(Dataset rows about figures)
☆ ☆ ☆
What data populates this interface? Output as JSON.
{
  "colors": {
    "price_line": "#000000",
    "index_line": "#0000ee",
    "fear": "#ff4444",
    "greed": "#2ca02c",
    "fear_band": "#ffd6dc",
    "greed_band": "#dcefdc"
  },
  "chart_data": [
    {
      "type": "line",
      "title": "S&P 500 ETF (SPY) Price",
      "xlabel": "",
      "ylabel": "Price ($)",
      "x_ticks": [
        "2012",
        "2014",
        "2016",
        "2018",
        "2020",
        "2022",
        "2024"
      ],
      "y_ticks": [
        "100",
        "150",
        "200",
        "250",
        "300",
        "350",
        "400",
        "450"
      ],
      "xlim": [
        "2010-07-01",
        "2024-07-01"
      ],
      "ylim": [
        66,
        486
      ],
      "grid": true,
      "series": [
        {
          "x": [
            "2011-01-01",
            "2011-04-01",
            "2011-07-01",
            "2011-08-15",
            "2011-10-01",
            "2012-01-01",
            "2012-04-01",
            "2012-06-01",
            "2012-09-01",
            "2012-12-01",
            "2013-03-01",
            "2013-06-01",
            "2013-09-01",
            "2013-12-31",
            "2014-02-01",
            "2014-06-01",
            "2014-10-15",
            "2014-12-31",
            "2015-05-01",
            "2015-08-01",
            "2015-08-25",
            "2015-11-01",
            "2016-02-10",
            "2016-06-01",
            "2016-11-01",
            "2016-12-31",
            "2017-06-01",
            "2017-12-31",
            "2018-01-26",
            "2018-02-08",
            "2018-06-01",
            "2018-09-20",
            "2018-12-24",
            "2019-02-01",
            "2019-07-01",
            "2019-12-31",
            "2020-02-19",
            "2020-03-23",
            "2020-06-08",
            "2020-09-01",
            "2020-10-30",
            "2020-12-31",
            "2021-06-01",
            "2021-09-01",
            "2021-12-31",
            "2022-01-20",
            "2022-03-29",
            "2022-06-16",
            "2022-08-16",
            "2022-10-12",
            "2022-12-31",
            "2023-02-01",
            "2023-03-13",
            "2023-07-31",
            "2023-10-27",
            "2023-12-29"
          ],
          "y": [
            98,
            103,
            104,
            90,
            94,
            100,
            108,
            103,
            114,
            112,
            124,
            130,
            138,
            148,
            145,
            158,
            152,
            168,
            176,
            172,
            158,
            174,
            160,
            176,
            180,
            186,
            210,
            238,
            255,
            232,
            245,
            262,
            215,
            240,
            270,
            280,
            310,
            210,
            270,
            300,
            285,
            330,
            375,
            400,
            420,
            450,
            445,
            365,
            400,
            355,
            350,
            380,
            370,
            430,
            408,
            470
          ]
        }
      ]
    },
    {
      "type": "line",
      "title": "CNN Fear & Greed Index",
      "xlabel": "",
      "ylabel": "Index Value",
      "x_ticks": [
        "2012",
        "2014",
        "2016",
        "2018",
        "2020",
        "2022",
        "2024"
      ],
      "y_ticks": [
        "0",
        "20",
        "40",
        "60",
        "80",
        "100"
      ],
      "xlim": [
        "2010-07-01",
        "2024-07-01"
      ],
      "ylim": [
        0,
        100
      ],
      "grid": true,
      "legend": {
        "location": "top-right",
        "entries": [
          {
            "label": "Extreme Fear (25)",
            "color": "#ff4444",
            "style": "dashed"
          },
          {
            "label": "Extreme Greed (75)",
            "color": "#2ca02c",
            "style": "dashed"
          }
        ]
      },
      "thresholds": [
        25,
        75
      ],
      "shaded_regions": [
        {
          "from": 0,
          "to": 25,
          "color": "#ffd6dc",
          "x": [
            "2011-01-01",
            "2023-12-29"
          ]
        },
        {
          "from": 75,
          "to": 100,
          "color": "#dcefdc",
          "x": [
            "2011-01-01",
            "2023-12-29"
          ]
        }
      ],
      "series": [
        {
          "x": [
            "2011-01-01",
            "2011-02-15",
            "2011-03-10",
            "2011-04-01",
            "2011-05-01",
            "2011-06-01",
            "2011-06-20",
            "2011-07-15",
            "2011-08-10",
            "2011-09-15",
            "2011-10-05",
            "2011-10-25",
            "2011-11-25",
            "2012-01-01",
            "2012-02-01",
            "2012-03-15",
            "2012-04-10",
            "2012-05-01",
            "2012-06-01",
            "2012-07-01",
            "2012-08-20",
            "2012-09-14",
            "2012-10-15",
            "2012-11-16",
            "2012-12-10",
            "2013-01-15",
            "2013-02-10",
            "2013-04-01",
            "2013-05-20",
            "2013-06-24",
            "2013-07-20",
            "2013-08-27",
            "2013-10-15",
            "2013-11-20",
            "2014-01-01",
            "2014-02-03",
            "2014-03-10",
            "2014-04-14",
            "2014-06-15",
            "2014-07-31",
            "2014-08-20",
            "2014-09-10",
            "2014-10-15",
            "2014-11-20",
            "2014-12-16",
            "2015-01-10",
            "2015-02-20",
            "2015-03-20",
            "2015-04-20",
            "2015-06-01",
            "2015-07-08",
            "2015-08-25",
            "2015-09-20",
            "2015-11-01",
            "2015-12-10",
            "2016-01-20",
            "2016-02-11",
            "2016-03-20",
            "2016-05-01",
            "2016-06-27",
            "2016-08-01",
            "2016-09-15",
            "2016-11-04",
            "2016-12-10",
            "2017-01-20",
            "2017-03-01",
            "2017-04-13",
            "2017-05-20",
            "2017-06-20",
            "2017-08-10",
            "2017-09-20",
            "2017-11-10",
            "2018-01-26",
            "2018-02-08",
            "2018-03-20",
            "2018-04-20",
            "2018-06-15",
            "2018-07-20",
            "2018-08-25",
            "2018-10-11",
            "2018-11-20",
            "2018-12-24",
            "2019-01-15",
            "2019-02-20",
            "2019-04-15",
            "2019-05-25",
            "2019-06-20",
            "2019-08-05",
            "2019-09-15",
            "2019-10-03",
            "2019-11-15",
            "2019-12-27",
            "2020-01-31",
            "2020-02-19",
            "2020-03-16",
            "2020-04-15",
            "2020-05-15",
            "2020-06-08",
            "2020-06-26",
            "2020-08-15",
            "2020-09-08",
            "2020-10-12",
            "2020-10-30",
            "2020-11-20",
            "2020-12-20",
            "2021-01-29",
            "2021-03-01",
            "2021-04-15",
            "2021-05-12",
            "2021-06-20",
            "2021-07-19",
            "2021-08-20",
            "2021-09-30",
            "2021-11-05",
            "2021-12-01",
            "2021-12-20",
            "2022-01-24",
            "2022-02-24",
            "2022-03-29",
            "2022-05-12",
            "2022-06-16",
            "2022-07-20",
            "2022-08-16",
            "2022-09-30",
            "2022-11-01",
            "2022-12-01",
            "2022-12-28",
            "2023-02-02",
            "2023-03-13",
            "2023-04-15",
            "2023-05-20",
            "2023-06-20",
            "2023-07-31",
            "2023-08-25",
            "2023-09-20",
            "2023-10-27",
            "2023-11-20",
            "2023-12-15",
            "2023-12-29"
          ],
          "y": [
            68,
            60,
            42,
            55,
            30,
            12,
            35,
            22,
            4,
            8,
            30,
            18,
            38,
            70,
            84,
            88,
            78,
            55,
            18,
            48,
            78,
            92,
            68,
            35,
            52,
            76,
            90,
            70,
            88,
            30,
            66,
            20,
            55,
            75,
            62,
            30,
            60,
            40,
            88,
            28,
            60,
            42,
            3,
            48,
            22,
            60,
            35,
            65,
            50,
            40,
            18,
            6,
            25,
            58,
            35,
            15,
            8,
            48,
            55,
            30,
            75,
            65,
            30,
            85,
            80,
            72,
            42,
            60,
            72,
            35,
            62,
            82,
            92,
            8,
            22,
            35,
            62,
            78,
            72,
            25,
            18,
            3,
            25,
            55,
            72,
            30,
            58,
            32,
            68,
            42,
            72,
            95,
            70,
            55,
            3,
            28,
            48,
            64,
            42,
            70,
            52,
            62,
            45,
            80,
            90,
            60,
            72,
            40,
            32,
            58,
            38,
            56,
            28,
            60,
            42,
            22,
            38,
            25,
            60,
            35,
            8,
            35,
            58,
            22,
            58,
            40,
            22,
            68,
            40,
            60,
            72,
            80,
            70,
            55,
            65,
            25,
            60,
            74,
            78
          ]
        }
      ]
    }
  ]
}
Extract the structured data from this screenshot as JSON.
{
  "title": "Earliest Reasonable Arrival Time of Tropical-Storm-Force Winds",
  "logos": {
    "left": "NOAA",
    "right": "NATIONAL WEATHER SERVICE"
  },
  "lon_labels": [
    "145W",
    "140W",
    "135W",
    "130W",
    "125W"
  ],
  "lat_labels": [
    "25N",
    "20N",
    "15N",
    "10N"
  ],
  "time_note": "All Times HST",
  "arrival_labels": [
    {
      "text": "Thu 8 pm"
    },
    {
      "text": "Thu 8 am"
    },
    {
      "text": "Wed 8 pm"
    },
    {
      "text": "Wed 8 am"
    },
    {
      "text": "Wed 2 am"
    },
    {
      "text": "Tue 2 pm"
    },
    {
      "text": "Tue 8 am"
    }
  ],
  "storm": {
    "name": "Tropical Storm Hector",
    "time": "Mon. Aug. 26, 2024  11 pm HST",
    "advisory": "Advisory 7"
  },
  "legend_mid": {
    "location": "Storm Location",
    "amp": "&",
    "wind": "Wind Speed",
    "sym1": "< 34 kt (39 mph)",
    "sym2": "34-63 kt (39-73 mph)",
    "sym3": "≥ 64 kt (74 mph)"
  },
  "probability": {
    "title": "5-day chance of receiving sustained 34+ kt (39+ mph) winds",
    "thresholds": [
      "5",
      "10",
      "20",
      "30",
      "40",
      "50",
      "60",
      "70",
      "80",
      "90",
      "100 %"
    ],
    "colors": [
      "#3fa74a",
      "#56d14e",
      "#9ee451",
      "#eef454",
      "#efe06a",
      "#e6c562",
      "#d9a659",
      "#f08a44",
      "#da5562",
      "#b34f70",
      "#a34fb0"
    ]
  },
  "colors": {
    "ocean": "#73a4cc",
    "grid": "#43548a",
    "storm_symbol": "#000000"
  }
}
☆ ☆ ☆
*GOAL*. From the listing above, collect each line in which the string "this" appears.

*SOLUTION BELOW*.
What data populates this interface? Output as JSON.
Extract the structured data from this screenshot as JSON.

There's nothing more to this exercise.